*WHAT IS EXPECTED:*
Find the lines containing the word "JSON" and copy every one of them.

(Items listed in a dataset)

<<<<

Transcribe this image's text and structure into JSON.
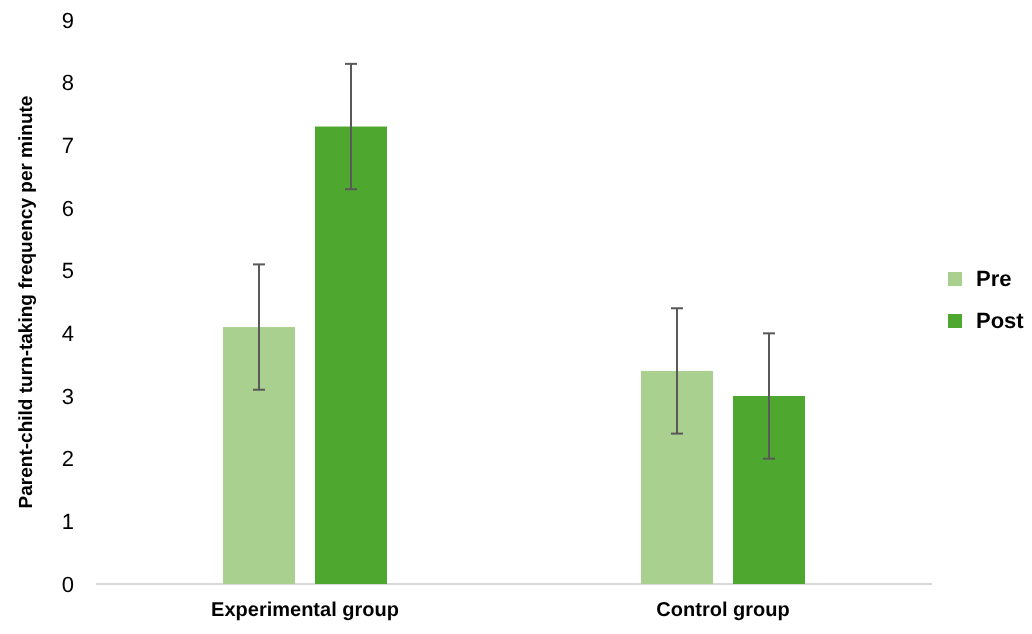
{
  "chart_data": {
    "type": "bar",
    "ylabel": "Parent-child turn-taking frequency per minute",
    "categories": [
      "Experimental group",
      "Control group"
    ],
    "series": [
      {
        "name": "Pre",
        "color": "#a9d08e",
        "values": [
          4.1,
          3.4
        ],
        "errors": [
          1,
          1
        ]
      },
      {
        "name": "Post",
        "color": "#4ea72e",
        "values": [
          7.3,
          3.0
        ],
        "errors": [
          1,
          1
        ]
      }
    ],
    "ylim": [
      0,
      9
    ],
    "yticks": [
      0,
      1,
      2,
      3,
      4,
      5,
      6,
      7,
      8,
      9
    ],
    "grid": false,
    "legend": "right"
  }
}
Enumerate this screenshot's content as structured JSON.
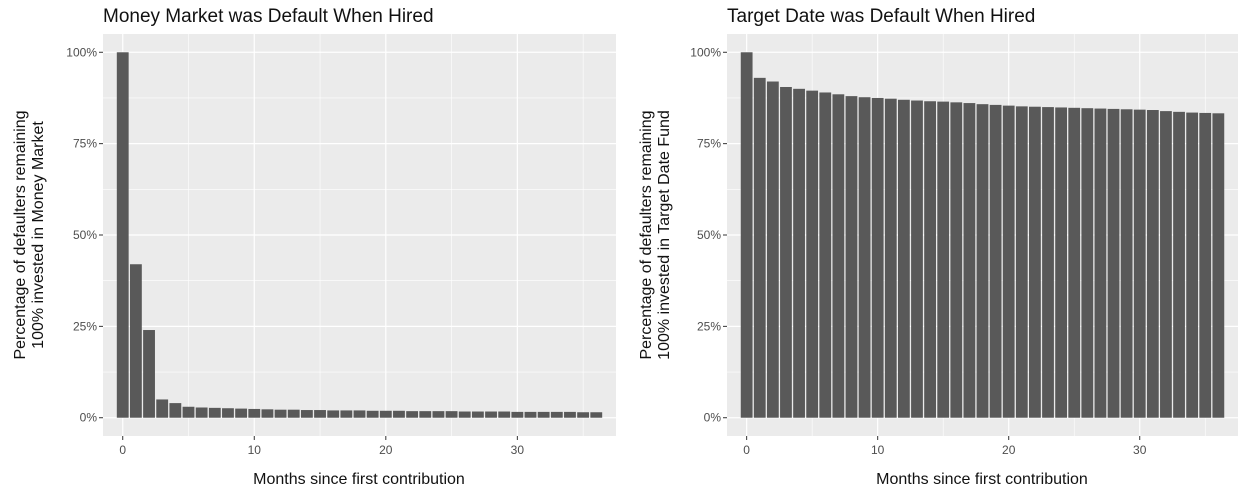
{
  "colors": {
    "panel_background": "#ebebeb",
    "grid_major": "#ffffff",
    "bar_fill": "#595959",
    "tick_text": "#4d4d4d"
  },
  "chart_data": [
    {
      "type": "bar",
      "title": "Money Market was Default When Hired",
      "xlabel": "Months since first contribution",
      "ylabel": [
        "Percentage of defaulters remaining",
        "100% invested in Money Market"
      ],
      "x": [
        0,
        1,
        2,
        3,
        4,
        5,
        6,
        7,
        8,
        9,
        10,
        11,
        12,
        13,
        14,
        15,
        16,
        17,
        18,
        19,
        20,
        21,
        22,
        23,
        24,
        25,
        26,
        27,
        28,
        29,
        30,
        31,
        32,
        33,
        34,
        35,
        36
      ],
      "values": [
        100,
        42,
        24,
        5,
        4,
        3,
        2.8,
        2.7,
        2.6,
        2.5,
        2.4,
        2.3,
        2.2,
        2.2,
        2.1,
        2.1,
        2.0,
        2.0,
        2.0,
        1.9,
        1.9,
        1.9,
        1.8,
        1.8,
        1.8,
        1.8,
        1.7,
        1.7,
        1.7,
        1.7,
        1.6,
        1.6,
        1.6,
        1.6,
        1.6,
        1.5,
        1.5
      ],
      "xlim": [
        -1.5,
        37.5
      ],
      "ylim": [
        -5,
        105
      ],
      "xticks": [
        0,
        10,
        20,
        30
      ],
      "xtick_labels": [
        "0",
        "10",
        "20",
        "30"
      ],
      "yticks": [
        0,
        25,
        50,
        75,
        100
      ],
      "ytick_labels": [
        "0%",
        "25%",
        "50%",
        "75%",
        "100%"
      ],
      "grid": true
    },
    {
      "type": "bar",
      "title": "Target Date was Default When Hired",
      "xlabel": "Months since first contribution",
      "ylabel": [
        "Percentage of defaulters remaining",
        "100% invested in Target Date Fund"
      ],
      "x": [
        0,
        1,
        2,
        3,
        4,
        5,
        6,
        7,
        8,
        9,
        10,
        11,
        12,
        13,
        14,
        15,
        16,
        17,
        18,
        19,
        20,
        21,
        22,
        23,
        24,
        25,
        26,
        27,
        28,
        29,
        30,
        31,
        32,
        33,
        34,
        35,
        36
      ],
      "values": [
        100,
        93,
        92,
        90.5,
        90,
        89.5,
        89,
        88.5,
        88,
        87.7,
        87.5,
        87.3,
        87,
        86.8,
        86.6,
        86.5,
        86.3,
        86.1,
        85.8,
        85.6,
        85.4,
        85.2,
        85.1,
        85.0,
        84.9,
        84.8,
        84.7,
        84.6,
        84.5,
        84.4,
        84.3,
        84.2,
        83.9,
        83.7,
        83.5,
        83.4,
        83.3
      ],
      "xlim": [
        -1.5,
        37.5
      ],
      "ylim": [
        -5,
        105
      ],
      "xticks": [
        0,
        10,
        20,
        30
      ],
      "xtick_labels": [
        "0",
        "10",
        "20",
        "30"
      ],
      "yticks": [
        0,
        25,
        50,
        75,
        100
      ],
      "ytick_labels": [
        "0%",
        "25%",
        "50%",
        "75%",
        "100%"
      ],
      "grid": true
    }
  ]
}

>>>>
<<<<

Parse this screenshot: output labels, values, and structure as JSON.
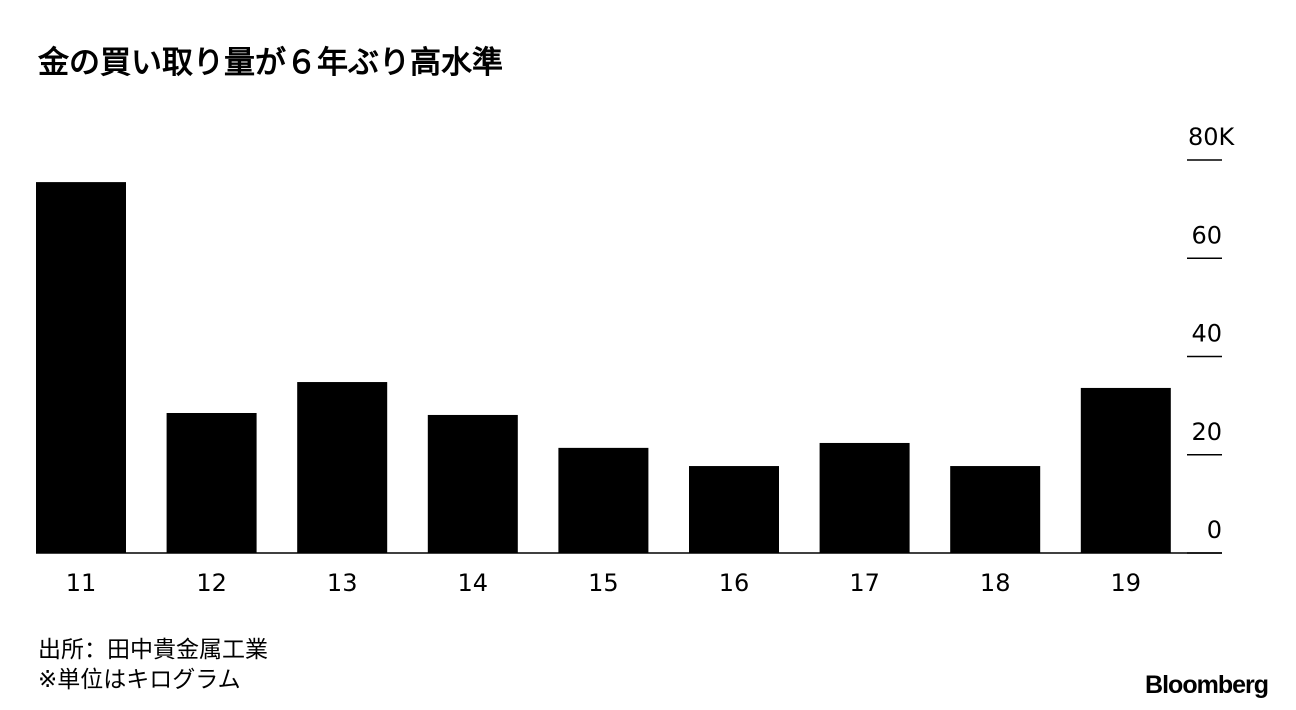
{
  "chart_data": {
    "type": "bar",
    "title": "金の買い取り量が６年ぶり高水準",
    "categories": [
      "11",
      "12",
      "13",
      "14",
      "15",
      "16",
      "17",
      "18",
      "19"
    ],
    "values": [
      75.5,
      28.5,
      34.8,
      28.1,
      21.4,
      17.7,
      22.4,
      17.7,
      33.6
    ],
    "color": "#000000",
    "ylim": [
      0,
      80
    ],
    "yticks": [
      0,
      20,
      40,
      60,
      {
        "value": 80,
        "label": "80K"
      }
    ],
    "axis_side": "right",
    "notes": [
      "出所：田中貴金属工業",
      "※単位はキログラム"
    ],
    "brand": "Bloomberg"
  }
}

>>>>

*TASK ANSWER:*
Transcribe this image's text and structure into JSON.
Enumerate this screenshot's content as structured JSON.
Parse this screenshot: output labels, values, and structure as JSON.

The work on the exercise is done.